*Direction*
Here are some records; quote them exactly, leaving out the pictures.

*Provided data*

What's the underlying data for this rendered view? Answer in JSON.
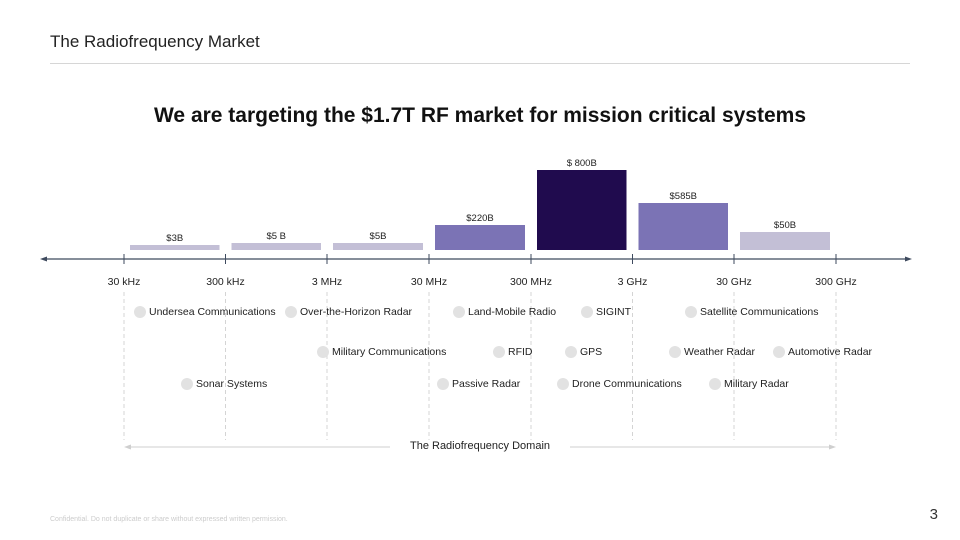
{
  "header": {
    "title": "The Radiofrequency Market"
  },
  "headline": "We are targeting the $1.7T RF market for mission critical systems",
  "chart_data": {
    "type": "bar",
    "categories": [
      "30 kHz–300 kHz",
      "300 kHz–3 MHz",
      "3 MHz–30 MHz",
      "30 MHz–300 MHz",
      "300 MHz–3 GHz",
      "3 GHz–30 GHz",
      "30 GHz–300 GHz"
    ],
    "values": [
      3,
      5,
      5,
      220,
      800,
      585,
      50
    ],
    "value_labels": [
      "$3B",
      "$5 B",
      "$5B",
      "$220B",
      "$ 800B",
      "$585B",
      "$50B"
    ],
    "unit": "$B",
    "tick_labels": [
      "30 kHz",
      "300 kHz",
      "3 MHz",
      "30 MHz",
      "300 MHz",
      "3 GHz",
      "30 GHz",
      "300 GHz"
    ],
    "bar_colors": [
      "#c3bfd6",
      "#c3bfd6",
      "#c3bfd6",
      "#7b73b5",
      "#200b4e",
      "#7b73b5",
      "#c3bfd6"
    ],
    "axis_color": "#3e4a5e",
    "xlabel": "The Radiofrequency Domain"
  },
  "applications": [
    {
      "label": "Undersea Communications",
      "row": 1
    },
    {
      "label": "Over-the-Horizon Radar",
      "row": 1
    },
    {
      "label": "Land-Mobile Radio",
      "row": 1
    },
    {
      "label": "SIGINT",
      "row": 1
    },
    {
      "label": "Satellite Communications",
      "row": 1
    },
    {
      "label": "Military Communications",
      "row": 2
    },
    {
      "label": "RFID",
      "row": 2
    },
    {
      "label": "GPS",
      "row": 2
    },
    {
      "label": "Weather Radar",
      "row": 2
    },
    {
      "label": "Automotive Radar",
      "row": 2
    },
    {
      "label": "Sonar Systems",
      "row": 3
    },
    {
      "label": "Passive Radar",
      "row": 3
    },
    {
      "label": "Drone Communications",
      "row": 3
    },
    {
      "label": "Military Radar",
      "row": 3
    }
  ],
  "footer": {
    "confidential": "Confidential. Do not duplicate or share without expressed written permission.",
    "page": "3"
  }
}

*Task output*
What's the underlying data for this rendered view? Answer in JSON.
{
  "header": {
    "title": "The Radiofrequency Market"
  },
  "headline": "We are targeting the $1.7T RF market for mission critical systems",
  "chart_data": {
    "type": "bar",
    "categories": [
      "30 kHz–300 kHz",
      "300 kHz–3 MHz",
      "3 MHz–30 MHz",
      "30 MHz–300 MHz",
      "300 MHz–3 GHz",
      "3 GHz–30 GHz",
      "30 GHz–300 GHz"
    ],
    "values": [
      3,
      5,
      5,
      220,
      800,
      585,
      50
    ],
    "value_labels": [
      "$3B",
      "$5 B",
      "$5B",
      "$220B",
      "$ 800B",
      "$585B",
      "$50B"
    ],
    "unit": "$B",
    "tick_labels": [
      "30 kHz",
      "300 kHz",
      "3 MHz",
      "30 MHz",
      "300 MHz",
      "3 GHz",
      "30 GHz",
      "300 GHz"
    ],
    "bar_colors": [
      "#c3bfd6",
      "#c3bfd6",
      "#c3bfd6",
      "#7b73b5",
      "#200b4e",
      "#7b73b5",
      "#c3bfd6"
    ],
    "axis_color": "#3e4a5e",
    "xlabel": "The Radiofrequency Domain"
  },
  "applications": [
    {
      "label": "Undersea Communications",
      "row": 1
    },
    {
      "label": "Over-the-Horizon Radar",
      "row": 1
    },
    {
      "label": "Land-Mobile Radio",
      "row": 1
    },
    {
      "label": "SIGINT",
      "row": 1
    },
    {
      "label": "Satellite Communications",
      "row": 1
    },
    {
      "label": "Military Communications",
      "row": 2
    },
    {
      "label": "RFID",
      "row": 2
    },
    {
      "label": "GPS",
      "row": 2
    },
    {
      "label": "Weather Radar",
      "row": 2
    },
    {
      "label": "Automotive Radar",
      "row": 2
    },
    {
      "label": "Sonar Systems",
      "row": 3
    },
    {
      "label": "Passive Radar",
      "row": 3
    },
    {
      "label": "Drone Communications",
      "row": 3
    },
    {
      "label": "Military Radar",
      "row": 3
    }
  ],
  "footer": {
    "confidential": "Confidential. Do not duplicate or share without expressed written permission.",
    "page": "3"
  }
}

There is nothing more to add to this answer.